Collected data
--

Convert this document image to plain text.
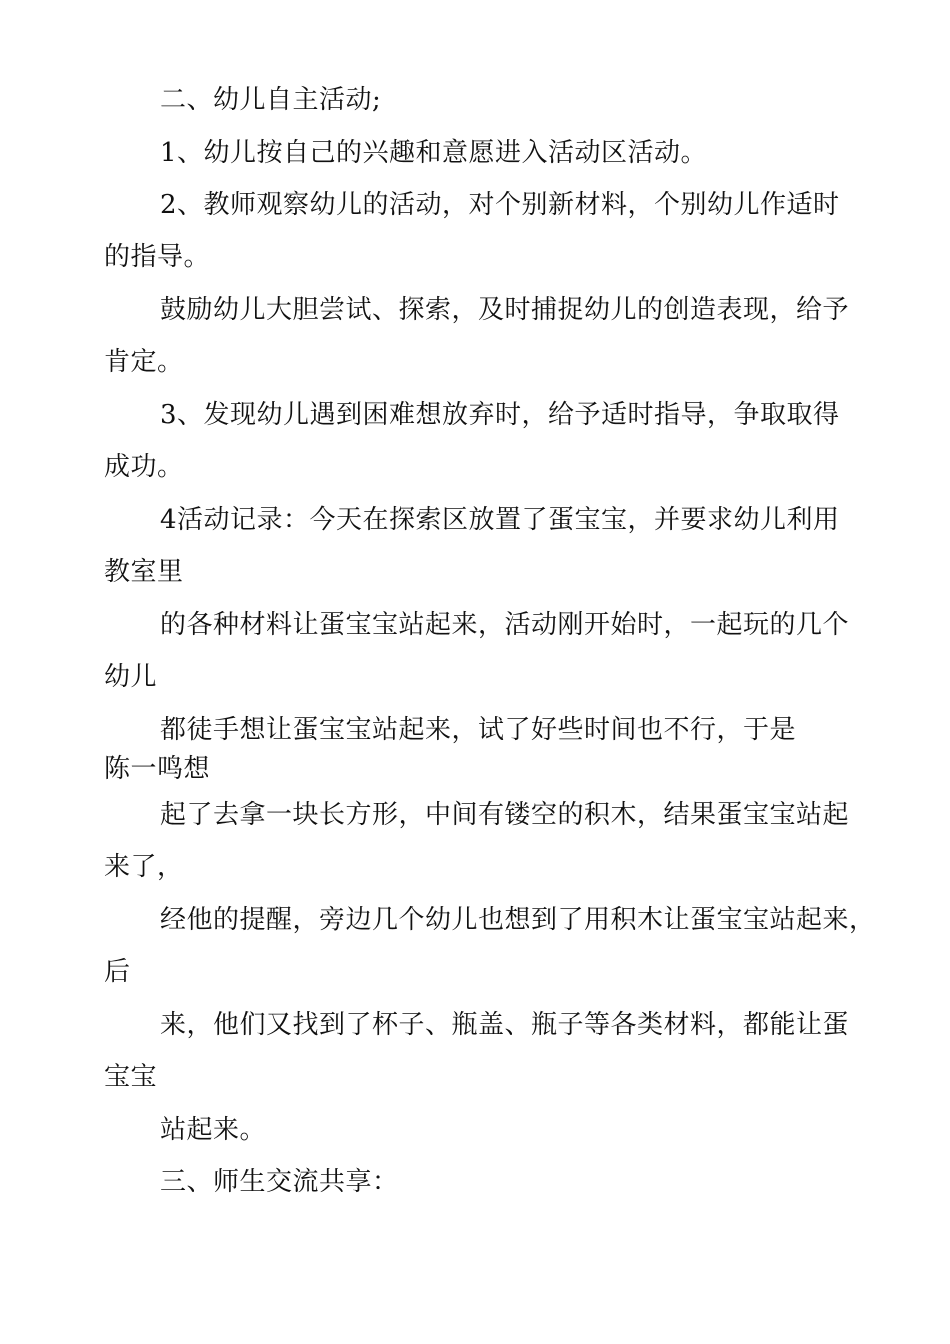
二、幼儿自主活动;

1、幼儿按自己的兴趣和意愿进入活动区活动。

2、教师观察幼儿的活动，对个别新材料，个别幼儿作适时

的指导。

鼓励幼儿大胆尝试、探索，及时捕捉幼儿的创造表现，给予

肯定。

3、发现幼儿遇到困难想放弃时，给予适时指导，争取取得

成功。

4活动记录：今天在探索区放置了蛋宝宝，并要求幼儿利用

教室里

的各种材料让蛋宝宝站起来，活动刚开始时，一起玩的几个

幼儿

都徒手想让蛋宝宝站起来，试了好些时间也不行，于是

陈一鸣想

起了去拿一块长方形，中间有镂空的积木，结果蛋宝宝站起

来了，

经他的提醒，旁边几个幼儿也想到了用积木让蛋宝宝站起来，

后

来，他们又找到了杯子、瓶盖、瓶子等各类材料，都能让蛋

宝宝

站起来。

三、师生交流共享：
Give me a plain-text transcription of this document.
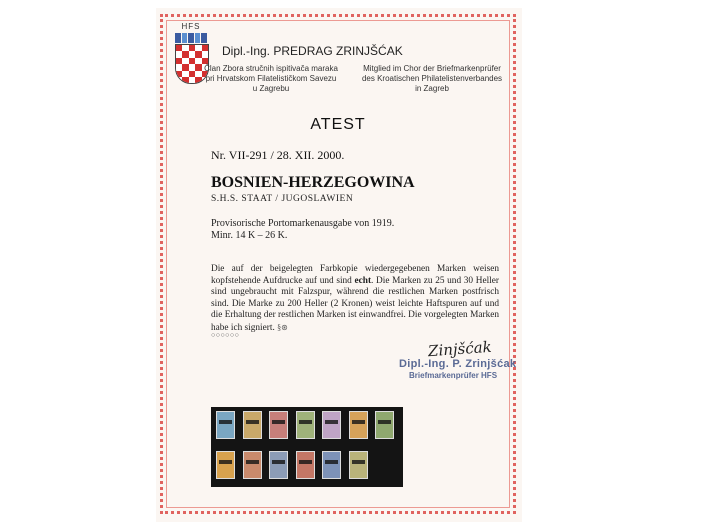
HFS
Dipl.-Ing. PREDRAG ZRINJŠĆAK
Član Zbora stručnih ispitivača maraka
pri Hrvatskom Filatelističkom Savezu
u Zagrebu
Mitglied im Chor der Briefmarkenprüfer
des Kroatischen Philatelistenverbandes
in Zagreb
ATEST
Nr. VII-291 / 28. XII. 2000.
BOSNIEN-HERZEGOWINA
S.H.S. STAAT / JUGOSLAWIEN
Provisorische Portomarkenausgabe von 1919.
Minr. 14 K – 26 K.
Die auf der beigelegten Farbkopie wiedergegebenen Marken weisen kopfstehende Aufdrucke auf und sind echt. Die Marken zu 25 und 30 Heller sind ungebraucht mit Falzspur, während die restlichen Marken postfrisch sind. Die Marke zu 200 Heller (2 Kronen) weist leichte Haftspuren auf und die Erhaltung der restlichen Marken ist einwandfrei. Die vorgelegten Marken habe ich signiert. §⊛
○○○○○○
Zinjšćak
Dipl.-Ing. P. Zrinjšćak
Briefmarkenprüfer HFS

--

Written exercise: Filter the records for lines holding the string "this". Copy each one.

Answer to the task:
Convert this document image to plain text.
Give me a plain-text transcription of this document.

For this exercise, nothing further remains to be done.